§ **What this task involves**
Answer these questions from the article about the PASS program graduation, one per line:
(a) On what date was the graduation ceremony held?
(b) What kind of classes does the PASS program let students take instead of the traditional high school program?
(c) What is the name of the program principal?

§ **Supplied text**
*****
PASS program graduates celebrate resilience, achievement
A small class from the Wareham PASS program celebrated their hard-earned graduation from high school at a ceremony on June 10.
The students earned their degree through the Wareham Cooperative Alternative School Pathways to Academic Student Success (PASS) program, which allows students to take night classes instead of the traditional high school program, often while working.
Program principal Jane Fondulis said the graduates all proved their strength and hard work over the past year and a half, as classes went online during the covid-19 pandemic.
“Despite the challenges, you still connected. You persisted. You persevered,” Fondulis said. “You demonstrated tremendous resilience. On days when it would have been far easier to have your Chromebook stay dark, you logged in, you showed up, and you got the work done.”
Dr. Kimberly Shaver-Hood said she hoped the graduates would experience the joy and satisfaction of further achievements throughout their life — through work, travel, or with a partner.
“Your graduation signifies that you have reached your goal. Your pathway to this point may have been filled with roadblocks, detours, and obstacles,” Shaver-Hood said. “And this past fourteen months — difficult does not even begin to describe it. But you stayed the course, adapted, and you got it done.”
*****
§ **Record set**
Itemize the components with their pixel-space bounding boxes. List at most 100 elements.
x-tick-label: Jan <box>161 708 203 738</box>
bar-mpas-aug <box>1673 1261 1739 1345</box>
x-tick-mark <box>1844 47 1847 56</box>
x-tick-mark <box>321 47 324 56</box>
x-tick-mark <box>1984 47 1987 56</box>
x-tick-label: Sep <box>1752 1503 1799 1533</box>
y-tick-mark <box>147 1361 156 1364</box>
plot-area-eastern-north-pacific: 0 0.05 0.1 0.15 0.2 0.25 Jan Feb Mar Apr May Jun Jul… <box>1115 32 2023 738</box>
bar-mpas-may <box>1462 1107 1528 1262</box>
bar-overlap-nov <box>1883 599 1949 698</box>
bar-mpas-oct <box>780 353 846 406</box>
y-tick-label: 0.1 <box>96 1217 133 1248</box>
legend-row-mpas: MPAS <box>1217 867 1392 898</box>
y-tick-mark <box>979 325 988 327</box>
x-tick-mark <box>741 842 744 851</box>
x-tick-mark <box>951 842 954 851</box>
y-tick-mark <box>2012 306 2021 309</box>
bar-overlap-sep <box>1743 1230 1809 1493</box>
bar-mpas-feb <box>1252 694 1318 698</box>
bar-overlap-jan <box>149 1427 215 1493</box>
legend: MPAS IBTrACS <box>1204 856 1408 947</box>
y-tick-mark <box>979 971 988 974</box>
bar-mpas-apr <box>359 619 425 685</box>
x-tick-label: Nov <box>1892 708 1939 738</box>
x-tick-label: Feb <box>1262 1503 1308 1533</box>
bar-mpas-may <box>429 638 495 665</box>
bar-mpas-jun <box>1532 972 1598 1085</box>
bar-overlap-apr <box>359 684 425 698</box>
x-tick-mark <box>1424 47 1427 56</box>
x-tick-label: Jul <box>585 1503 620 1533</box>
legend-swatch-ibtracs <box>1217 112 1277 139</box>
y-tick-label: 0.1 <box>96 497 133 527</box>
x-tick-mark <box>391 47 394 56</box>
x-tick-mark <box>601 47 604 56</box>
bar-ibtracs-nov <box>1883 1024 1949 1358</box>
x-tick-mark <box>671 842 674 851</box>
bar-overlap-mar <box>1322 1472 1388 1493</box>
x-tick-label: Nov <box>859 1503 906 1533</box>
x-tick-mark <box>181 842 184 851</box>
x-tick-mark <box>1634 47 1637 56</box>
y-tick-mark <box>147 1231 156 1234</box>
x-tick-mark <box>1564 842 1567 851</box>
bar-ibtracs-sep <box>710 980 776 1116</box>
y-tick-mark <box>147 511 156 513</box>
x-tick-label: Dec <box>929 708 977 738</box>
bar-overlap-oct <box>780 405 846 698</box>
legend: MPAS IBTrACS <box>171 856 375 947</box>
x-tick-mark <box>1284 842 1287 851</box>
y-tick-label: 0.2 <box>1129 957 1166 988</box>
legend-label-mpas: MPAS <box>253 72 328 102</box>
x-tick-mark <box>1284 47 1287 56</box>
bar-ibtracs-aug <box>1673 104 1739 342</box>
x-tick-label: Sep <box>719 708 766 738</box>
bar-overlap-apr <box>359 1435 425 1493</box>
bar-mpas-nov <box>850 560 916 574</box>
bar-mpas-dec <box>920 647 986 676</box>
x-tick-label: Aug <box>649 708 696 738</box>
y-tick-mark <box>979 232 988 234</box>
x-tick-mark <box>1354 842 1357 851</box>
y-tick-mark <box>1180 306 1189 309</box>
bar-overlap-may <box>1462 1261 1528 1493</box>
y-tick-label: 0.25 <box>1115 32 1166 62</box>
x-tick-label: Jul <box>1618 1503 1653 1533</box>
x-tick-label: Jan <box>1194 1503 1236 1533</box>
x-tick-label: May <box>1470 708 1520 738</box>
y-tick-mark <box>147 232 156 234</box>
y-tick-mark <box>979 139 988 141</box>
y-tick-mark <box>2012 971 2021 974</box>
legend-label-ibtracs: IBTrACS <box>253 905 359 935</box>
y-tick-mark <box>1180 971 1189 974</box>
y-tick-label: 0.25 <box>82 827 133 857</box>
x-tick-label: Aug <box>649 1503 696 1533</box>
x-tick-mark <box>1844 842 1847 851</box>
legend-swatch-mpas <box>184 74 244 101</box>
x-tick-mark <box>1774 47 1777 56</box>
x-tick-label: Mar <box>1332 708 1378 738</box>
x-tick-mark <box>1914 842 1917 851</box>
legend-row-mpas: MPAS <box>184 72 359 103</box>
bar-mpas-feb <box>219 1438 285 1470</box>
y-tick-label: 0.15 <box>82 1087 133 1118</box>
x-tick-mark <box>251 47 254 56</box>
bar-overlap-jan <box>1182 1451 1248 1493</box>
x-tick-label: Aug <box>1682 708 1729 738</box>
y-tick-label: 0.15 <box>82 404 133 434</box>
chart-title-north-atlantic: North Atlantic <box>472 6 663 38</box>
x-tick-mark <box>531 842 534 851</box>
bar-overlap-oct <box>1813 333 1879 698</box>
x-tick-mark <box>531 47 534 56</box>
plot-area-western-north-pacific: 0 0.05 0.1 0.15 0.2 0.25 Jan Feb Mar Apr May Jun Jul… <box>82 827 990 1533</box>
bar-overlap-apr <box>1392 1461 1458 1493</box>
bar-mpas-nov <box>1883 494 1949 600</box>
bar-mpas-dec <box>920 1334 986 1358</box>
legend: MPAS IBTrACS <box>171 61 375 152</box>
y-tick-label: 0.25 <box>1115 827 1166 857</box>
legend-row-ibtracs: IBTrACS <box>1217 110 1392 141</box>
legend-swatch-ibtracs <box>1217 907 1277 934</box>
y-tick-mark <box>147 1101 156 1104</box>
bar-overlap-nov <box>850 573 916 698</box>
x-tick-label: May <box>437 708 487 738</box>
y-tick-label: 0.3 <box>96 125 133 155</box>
*****
§ **Finished exercise**
(a) June 10
(b) Night classes
(c) Jane Fondulis